• **What needs to be done**: Gather all lines in the data that hold the string "icon".

• **Material shown**:
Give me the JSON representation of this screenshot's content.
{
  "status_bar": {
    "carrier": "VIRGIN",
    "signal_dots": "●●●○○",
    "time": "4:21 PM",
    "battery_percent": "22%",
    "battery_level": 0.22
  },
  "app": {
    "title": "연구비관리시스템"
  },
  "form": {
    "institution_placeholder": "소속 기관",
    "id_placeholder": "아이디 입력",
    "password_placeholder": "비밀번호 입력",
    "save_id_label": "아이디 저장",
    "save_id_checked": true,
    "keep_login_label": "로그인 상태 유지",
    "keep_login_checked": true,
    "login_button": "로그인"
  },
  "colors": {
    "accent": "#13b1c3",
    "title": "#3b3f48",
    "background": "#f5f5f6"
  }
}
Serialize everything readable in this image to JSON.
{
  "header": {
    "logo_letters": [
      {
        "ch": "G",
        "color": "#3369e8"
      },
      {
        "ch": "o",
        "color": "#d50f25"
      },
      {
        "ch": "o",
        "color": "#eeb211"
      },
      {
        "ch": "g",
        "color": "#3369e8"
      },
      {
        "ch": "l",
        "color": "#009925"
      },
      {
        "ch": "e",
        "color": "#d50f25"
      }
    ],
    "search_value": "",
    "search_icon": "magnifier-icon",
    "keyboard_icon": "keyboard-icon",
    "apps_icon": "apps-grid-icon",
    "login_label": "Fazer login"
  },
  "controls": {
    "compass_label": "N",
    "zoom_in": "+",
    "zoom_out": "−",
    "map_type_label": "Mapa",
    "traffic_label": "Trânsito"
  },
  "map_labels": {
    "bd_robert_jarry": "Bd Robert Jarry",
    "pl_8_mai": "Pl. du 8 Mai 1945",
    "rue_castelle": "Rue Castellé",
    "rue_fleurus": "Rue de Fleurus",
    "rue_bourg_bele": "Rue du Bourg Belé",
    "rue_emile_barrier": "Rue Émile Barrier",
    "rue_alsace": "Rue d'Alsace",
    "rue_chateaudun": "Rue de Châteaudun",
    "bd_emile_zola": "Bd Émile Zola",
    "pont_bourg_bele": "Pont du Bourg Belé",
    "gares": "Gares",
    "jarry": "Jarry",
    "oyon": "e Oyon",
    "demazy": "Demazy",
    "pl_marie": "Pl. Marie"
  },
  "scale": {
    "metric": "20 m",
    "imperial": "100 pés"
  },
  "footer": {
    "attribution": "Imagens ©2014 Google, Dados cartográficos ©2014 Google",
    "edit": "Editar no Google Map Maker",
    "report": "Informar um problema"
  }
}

• **Exercise response**:
    "search_icon": "magnifier-icon",
    "keyboard_icon": "keyboard-icon",
    "apps_icon": "apps-grid-icon",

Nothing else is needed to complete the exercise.